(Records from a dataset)
○ ○ ○ ○ ○
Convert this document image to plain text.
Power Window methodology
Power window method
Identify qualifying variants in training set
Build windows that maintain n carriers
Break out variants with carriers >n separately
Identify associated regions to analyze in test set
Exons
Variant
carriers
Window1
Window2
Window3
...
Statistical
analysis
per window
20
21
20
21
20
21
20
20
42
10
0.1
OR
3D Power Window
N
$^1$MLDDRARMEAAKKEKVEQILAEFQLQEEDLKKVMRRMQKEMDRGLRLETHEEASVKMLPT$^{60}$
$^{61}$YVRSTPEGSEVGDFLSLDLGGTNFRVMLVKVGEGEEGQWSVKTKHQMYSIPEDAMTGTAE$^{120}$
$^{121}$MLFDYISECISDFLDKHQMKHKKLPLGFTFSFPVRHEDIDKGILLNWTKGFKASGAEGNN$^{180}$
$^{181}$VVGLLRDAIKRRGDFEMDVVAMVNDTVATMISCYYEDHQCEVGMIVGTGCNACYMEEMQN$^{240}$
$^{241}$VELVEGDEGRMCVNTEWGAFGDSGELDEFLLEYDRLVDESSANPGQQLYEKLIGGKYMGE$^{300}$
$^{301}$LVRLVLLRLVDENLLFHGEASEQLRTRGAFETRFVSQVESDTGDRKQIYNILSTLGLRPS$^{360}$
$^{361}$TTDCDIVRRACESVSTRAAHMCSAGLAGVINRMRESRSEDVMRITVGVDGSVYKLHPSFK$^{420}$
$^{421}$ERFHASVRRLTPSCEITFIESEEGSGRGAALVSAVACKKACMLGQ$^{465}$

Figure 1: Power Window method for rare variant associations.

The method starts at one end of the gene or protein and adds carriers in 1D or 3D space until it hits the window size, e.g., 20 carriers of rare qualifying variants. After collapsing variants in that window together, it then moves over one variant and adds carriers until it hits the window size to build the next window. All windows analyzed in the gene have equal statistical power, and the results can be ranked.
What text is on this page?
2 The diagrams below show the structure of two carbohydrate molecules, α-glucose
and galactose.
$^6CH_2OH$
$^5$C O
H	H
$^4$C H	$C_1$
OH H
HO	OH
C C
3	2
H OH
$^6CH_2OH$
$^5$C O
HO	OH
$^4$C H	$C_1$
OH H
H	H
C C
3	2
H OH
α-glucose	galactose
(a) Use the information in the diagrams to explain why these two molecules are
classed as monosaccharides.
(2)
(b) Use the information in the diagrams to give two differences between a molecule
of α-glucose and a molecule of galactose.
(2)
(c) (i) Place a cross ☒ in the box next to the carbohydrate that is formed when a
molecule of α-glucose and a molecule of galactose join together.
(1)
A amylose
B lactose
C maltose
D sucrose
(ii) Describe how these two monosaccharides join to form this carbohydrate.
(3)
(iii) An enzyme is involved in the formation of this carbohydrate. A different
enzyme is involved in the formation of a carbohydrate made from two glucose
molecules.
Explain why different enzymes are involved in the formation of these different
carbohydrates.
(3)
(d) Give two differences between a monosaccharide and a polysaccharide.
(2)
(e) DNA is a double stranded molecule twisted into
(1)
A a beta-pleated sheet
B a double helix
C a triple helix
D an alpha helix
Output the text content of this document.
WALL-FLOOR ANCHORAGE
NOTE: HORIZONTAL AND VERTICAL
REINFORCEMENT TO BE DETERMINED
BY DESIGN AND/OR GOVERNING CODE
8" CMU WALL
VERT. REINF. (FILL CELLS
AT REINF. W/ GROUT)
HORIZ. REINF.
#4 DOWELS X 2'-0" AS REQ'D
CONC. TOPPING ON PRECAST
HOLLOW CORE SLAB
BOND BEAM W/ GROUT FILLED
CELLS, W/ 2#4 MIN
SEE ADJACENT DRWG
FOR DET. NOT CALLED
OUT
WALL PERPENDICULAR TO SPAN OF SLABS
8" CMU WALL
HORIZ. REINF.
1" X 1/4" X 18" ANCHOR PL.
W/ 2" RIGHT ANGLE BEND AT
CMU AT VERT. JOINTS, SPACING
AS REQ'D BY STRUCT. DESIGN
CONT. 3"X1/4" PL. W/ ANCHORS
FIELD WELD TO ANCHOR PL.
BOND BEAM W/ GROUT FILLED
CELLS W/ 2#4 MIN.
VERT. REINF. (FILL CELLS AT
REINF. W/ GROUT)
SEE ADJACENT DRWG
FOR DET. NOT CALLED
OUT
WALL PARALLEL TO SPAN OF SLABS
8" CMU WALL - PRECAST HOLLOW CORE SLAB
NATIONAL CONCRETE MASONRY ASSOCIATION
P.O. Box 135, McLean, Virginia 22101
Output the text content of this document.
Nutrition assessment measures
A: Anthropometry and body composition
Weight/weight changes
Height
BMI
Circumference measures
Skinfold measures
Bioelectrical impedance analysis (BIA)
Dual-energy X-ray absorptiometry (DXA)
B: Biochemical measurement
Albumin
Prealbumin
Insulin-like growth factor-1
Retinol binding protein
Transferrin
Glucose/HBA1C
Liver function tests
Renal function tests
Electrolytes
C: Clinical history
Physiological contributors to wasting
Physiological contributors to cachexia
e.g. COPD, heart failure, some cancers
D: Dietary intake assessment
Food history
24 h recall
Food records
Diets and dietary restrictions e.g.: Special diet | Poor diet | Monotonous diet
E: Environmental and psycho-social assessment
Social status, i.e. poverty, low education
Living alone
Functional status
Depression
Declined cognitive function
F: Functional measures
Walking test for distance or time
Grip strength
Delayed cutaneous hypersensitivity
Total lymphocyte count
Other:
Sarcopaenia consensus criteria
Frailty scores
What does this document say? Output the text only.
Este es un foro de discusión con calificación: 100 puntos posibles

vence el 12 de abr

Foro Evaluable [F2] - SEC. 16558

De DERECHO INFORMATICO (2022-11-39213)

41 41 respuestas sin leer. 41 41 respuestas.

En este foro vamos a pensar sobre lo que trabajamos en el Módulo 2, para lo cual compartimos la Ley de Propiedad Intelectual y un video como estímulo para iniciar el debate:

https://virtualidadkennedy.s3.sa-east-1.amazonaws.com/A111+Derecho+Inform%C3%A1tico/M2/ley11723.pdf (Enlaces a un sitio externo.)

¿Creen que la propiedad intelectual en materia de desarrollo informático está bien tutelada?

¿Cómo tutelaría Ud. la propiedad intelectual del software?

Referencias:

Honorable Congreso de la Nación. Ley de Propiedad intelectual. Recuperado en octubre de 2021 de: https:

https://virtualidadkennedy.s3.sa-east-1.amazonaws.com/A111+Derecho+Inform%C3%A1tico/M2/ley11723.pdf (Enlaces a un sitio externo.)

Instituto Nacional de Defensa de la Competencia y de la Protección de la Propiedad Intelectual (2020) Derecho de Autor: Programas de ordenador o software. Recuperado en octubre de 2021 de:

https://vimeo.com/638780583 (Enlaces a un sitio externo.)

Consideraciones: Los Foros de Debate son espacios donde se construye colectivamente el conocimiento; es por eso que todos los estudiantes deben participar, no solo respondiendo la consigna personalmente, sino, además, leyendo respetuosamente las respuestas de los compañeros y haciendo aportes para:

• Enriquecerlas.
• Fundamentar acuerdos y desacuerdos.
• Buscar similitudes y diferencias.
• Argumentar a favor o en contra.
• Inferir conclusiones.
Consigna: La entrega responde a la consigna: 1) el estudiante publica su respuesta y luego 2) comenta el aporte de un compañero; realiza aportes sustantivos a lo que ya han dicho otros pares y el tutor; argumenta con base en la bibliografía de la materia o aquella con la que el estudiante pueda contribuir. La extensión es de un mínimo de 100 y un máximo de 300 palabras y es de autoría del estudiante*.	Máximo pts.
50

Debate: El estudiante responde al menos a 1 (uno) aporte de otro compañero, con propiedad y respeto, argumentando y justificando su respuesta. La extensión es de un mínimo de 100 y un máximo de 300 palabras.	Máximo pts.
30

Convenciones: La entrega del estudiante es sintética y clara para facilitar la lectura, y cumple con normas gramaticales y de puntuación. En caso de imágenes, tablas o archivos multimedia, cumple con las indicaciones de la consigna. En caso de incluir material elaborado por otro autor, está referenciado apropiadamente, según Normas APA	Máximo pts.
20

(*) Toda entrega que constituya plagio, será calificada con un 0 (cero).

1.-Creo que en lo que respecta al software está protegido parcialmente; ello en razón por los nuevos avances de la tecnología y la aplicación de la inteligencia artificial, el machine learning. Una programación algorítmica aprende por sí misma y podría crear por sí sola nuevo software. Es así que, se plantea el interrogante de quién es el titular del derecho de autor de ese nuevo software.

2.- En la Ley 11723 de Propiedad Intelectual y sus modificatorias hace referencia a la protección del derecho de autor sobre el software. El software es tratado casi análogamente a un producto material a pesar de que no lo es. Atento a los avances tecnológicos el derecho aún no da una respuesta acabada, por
○ ○ ○ ○ ○
Looking at the entries above, count the lines that contain "windows" and answer with only the number.

▶ _Written response_: 2